> Given problem
Rewrite the lines from the one with "legend-label: Cyclical Transition" through the one with "290, 44, 306]" as a Markdown table with the columns No. and Entry, leaving out any blank lines.

Data drawn from a collection:
-- begin --

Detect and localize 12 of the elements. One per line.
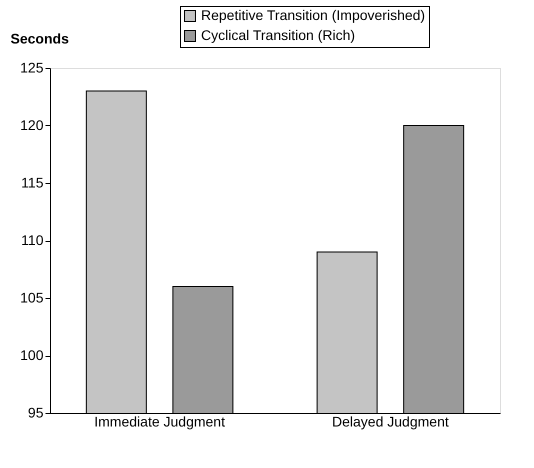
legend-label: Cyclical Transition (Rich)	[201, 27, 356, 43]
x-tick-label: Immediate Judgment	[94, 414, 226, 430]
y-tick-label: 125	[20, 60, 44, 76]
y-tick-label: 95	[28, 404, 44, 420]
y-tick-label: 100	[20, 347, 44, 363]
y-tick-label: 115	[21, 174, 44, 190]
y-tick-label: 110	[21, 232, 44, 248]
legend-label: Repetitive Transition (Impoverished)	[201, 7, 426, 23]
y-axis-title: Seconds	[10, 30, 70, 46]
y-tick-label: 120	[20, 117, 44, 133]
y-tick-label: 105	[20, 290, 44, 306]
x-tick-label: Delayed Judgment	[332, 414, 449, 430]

-- end --

> Answer
| No. | Entry |
|---|---|
| 1 | legend-label: Cyclical Transition (Rich)	[201, 27, 356, 43] |
| 2 | x-tick-label: Immediate Judgment	[94, 414, 226, 430] |
| 3 | y-tick-label: 125	[20, 60, 44, 76] |
| 4 | y-tick-label: 95	[28, 404, 44, 420] |
| 5 | y-tick-label: 100	[20, 347, 44, 363] |
| 6 | y-tick-label: 115	[21, 174, 44, 190] |
| 7 | y-tick-label: 110	[21, 232, 44, 248] |
| 8 | legend-label: Repetitive Transition (Impoverished)	[201, 7, 426, 23] |
| 9 | y-axis-title: Seconds	[10, 30, 70, 46] |
| 10 | y-tick-label: 120	[20, 117, 44, 133] |
| 11 | y-tick-label: 105	[20, 290, 44, 306] |